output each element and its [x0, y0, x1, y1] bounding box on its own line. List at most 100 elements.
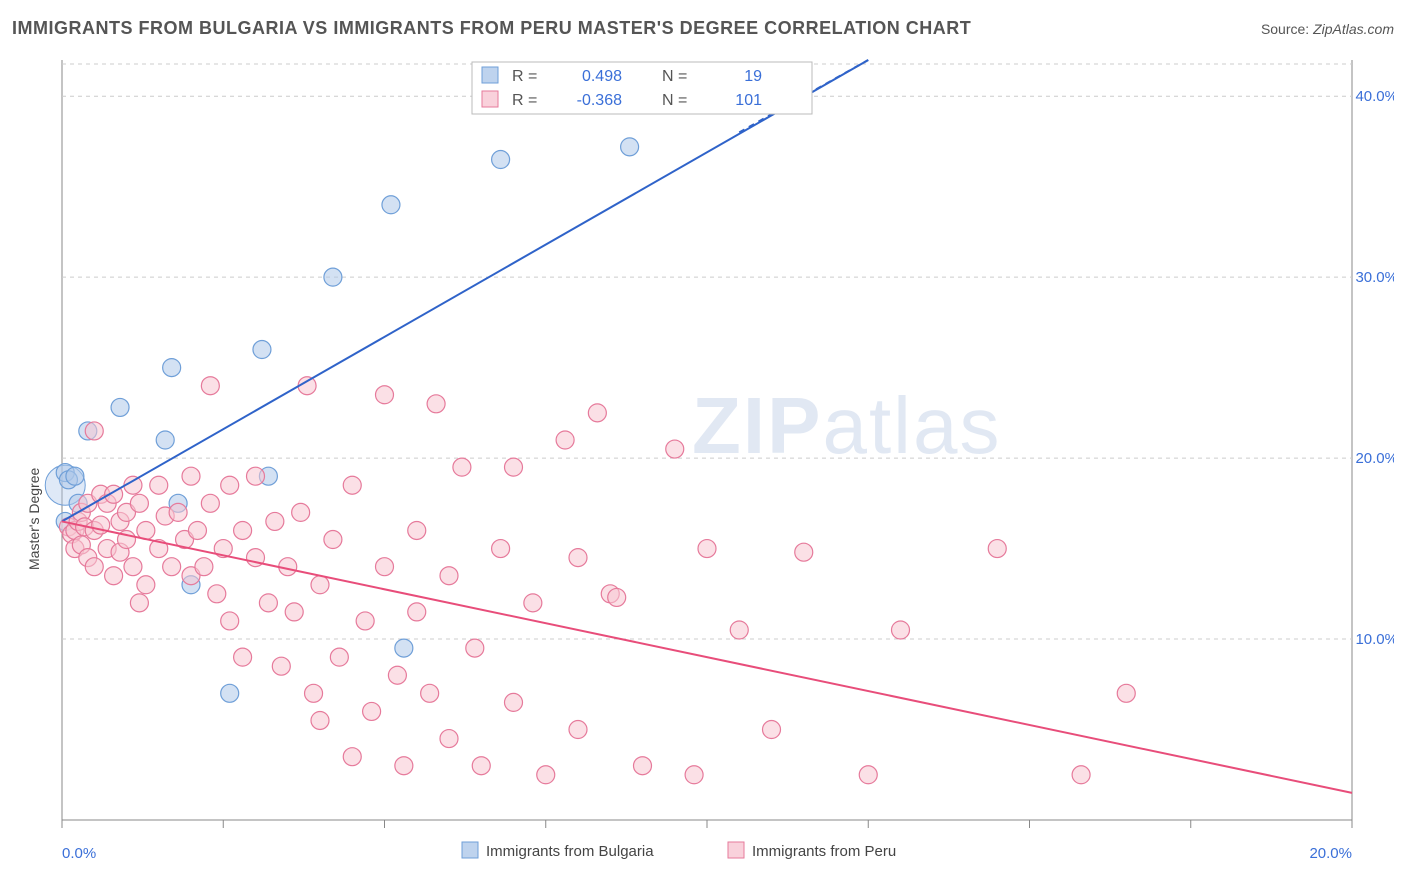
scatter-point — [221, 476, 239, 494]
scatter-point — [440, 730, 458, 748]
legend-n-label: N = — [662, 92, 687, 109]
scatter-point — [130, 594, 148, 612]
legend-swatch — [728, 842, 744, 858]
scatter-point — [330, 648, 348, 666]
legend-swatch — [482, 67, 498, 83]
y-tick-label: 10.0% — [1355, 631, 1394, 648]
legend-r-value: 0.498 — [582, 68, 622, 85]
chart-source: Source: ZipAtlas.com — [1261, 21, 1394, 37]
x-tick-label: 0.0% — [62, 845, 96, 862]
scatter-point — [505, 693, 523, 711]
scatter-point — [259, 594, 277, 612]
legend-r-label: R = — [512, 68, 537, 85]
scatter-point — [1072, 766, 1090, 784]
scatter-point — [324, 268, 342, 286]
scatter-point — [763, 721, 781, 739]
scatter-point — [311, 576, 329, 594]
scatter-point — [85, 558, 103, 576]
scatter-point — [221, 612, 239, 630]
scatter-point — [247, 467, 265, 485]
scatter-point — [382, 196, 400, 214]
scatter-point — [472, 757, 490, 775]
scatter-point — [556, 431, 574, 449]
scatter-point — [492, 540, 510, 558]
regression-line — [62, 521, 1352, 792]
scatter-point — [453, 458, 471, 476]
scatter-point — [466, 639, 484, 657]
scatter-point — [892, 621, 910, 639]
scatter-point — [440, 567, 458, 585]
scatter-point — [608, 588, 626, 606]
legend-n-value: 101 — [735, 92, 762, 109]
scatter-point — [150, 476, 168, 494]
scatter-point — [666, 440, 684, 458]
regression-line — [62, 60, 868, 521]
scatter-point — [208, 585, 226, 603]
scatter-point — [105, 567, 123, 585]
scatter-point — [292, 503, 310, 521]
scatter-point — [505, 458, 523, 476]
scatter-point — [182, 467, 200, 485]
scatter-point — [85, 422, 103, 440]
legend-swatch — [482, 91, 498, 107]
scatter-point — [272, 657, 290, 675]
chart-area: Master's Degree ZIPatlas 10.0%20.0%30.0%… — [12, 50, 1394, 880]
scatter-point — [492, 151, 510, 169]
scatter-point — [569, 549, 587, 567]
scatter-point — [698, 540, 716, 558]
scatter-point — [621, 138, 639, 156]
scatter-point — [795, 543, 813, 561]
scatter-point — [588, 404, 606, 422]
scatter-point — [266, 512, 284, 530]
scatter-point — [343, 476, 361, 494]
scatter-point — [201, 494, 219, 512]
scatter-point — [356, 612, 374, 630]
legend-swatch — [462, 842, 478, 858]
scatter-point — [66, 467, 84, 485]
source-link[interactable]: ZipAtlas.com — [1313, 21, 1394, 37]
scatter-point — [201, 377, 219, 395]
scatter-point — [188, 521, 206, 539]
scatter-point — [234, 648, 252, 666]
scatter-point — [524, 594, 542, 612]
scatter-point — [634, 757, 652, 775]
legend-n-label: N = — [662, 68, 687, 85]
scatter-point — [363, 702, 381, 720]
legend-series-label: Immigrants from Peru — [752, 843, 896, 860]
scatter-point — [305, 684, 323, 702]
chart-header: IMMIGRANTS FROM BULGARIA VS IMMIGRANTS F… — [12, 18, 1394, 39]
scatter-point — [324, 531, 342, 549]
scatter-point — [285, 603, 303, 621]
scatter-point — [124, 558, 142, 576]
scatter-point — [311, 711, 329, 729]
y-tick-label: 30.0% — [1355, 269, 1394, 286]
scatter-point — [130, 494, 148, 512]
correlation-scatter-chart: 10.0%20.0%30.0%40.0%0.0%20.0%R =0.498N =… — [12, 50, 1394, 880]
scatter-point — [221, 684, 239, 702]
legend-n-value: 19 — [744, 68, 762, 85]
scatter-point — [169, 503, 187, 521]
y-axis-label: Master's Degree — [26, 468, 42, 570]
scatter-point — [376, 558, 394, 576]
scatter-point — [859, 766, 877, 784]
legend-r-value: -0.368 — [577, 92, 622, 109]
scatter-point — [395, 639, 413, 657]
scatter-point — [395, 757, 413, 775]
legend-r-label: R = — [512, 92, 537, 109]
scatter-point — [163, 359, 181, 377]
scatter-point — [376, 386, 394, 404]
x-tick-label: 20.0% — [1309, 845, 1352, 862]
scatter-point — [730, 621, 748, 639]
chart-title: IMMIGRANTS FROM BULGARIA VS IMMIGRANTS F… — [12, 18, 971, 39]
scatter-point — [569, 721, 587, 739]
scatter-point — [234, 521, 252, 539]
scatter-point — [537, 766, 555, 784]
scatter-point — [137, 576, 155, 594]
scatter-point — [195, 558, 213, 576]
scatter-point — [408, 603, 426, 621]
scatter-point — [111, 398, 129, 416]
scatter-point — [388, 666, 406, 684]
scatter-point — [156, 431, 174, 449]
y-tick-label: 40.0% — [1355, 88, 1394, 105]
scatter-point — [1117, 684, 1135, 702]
==
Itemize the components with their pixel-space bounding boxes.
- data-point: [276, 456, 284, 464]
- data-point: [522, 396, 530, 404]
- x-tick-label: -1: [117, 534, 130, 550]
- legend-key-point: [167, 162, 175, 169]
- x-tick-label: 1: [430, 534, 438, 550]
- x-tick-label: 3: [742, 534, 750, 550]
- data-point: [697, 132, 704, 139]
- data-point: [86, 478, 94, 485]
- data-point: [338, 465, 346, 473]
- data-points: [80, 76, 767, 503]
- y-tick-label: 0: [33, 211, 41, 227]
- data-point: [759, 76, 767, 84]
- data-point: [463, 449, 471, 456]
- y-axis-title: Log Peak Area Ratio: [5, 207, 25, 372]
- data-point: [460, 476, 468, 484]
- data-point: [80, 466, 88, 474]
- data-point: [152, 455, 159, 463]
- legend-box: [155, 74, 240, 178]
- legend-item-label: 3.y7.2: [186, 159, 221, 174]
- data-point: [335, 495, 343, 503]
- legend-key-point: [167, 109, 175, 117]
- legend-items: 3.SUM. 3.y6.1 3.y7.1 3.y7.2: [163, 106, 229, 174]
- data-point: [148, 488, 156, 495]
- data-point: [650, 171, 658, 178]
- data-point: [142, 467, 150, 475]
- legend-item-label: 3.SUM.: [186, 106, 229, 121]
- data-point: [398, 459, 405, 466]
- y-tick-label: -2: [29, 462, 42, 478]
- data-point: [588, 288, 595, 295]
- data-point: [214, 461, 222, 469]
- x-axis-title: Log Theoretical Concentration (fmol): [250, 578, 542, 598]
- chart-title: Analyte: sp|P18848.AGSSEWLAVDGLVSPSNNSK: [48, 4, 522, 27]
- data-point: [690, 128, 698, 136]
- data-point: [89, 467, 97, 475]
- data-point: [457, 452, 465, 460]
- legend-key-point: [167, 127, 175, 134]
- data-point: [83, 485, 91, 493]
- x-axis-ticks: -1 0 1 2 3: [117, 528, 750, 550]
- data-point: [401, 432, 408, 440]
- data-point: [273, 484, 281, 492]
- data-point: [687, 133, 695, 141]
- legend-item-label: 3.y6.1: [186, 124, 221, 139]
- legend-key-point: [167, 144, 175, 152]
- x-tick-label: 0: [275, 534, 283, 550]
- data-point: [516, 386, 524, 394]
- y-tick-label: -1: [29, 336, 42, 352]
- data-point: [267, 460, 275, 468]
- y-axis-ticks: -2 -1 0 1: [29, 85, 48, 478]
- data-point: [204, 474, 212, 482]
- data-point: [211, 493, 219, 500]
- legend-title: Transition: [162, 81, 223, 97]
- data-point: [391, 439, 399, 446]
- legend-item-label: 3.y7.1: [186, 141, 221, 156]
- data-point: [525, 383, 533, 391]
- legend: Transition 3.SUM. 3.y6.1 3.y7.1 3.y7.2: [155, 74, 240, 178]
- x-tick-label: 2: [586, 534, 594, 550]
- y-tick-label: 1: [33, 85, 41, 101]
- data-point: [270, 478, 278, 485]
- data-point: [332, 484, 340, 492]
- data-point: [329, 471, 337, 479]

◆ Task objective:
Repeat the lines from the one containing "scatter-point — [221, 476, 239, 494]" up to and including the one containing "scatter-point — [569, 549, 587, 567]", each unchanged and in its original order.

◆ Result for this task:
scatter-point — [221, 476, 239, 494]
scatter-point — [440, 730, 458, 748]
legend-n-label: N = — [662, 92, 687, 109]
scatter-point — [130, 594, 148, 612]
legend-swatch — [728, 842, 744, 858]
scatter-point — [330, 648, 348, 666]
legend-swatch — [482, 67, 498, 83]
y-tick-label: 10.0% — [1355, 631, 1394, 648]
legend-r-value: 0.498 — [582, 68, 622, 85]
chart-source: Source: ZipAtlas.com — [1261, 21, 1394, 37]
x-tick-label: 0.0% — [62, 845, 96, 862]
scatter-point — [505, 693, 523, 711]
scatter-point — [259, 594, 277, 612]
legend-r-label: R = — [512, 68, 537, 85]
scatter-point — [1072, 766, 1090, 784]
scatter-point — [324, 268, 342, 286]
scatter-point — [763, 721, 781, 739]
scatter-point — [311, 576, 329, 594]
scatter-point — [85, 558, 103, 576]
scatter-point — [221, 612, 239, 630]
scatter-point — [247, 467, 265, 485]
scatter-point — [382, 196, 400, 214]
scatter-point — [472, 757, 490, 775]
scatter-point — [556, 431, 574, 449]
scatter-point — [492, 540, 510, 558]
regression-line — [62, 521, 1352, 792]
scatter-point — [453, 458, 471, 476]
scatter-point — [466, 639, 484, 657]
scatter-point — [892, 621, 910, 639]
scatter-point — [440, 567, 458, 585]
scatter-point — [608, 588, 626, 606]
legend-n-value: 101 — [735, 92, 762, 109]
scatter-point — [150, 476, 168, 494]
scatter-point — [666, 440, 684, 458]
regression-line — [62, 60, 868, 521]
scatter-point — [208, 585, 226, 603]
scatter-point — [105, 567, 123, 585]
scatter-point — [292, 503, 310, 521]
scatter-point — [505, 458, 523, 476]
scatter-point — [182, 467, 200, 485]
scatter-point — [85, 422, 103, 440]
legend-swatch — [482, 91, 498, 107]
scatter-point — [272, 657, 290, 675]
chart-area: Master's Degree ZIPatlas 10.0%20.0%30.0%… — [12, 50, 1394, 880]
scatter-point — [492, 151, 510, 169]
scatter-point — [569, 549, 587, 567]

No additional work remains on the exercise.